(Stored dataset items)
____________
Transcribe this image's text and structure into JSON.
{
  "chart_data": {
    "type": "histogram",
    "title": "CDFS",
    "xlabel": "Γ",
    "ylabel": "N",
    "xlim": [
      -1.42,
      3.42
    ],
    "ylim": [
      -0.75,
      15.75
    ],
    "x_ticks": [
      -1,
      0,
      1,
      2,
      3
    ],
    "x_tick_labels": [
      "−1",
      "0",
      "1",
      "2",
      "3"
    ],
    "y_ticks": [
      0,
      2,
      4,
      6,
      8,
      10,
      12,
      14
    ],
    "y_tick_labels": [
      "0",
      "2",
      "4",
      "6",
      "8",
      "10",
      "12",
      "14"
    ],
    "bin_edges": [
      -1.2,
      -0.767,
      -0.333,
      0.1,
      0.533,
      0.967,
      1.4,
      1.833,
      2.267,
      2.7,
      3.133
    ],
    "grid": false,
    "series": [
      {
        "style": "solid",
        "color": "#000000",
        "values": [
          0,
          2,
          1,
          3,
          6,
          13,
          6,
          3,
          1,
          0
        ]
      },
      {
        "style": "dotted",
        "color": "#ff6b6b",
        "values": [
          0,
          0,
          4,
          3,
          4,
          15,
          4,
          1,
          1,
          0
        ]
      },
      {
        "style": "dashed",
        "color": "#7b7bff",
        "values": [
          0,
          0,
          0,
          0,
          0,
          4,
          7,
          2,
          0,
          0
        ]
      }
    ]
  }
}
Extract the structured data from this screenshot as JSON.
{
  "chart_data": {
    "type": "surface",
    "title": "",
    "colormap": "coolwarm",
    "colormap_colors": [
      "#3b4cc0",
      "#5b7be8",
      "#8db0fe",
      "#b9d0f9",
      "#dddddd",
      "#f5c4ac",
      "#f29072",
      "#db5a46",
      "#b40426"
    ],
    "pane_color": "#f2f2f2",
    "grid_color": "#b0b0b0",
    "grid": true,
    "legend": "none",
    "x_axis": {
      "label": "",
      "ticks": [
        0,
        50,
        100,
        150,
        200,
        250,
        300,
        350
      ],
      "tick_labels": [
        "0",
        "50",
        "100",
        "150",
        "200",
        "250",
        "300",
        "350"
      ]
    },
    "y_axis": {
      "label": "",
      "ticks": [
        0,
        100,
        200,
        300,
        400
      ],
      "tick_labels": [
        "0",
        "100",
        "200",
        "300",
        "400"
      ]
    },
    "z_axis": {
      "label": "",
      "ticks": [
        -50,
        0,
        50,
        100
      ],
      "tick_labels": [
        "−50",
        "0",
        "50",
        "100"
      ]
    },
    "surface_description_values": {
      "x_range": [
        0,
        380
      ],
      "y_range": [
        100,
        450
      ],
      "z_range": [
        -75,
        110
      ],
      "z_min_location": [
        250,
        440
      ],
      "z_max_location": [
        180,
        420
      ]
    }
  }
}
____________
▶ [Task details]:
From the records above, please extract every line and repeat it exactly.

▶ [Written response]:
Transcribe this image's text and structure into JSON.
{
  "chart_data": {
    "type": "histogram",
    "title": "CDFS",
    "xlabel": "Γ",
    "ylabel": "N",
    "xlim": [
      -1.42,
      3.42
    ],
    "ylim": [
      -0.75,
      15.75
    ],
    "x_ticks": [
      -1,
      0,
      1,
      2,
      3
    ],
    "x_tick_labels": [
      "−1",
      "0",
      "1",
      "2",
      "3"
    ],
    "y_ticks": [
      0,
      2,
      4,
      6,
      8,
      10,
      12,
      14
    ],
    "y_tick_labels": [
      "0",
      "2",
      "4",
      "6",
      "8",
      "10",
      "12",
      "14"
    ],
    "bin_edges": [
      -1.2,
      -0.767,
      -0.333,
      0.1,
      0.533,
      0.967,
      1.4,
      1.833,
      2.267,
      2.7,
      3.133
    ],
    "grid": false,
    "series": [
      {
        "style": "solid",
        "color": "#000000",
        "values": [
          0,
          2,
          1,
          3,
          6,
          13,
          6,
          3,
          1,
          0
        ]
      },
      {
        "style": "dotted",
        "color": "#ff6b6b",
        "values": [
          0,
          0,
          4,
          3,
          4,
          15,
          4,
          1,
          1,
          0
        ]
      },
      {
        "style": "dashed",
        "color": "#7b7bff",
        "values": [
          0,
          0,
          0,
          0,
          0,
          4,
          7,
          2,
          0,
          0
        ]
      }
    ]
  }
}
Extract the structured data from this screenshot as JSON.
{
  "chart_data": {
    "type": "surface",
    "title": "",
    "colormap": "coolwarm",
    "colormap_colors": [
      "#3b4cc0",
      "#5b7be8",
      "#8db0fe",
      "#b9d0f9",
      "#dddddd",
      "#f5c4ac",
      "#f29072",
      "#db5a46",
      "#b40426"
    ],
    "pane_color": "#f2f2f2",
    "grid_color": "#b0b0b0",
    "grid": true,
    "legend": "none",
    "x_axis": {
      "label": "",
      "ticks": [
        0,
        50,
        100,
        150,
        200,
        250,
        300,
        350
      ],
      "tick_labels": [
        "0",
        "50",
        "100",
        "150",
        "200",
        "250",
        "300",
        "350"
      ]
    },
    "y_axis": {
      "label": "",
      "ticks": [
        0,
        100,
        200,
        300,
        400
      ],
      "tick_labels": [
        "0",
        "100",
        "200",
        "300",
        "400"
      ]
    },
    "z_axis": {
      "label": "",
      "ticks": [
        -50,
        0,
        50,
        100
      ],
      "tick_labels": [
        "−50",
        "0",
        "50",
        "100"
      ]
    },
    "surface_description_values": {
      "x_range": [
        0,
        380
      ],
      "y_range": [
        100,
        450
      ],
      "z_range": [
        -75,
        110
      ],
      "z_min_location": [
        250,
        440
      ],
      "z_max_location": [
        180,
        420
      ]
    }
  }
}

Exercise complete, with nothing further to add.